## [Request]
Determine how many lines include the word "reproducen", then give that number and nothing more.

▽

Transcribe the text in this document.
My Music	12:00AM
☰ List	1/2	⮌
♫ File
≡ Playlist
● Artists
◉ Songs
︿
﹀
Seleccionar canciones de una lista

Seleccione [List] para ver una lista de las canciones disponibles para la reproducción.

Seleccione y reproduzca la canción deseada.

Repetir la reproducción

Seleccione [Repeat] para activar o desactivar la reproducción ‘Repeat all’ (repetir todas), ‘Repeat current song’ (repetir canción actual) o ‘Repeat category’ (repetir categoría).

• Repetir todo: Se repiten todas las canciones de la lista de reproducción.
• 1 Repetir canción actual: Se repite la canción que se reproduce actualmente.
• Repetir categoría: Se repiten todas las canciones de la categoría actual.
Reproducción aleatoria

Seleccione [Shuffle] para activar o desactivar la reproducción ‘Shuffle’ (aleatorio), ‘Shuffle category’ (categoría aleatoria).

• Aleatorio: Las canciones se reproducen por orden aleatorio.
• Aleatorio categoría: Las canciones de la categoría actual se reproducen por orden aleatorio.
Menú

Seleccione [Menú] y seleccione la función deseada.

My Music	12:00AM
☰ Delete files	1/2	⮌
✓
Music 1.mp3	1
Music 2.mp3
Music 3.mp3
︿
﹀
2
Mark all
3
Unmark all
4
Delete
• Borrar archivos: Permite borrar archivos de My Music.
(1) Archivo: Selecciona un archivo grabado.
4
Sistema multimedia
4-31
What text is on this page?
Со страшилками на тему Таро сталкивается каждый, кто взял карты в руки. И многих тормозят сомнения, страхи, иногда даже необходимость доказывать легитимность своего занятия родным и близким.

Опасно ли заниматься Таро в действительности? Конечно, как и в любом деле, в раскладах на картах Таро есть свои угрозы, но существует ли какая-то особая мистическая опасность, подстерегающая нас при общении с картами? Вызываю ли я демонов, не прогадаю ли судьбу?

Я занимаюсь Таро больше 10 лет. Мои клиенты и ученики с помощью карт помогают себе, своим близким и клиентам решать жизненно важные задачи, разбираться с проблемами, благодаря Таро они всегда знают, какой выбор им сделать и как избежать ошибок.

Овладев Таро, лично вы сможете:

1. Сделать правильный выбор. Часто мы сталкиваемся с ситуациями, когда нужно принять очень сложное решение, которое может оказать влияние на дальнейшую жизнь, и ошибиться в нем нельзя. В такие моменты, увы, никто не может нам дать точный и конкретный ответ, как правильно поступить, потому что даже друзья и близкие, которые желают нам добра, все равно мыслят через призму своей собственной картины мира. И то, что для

△

## [The answer]
2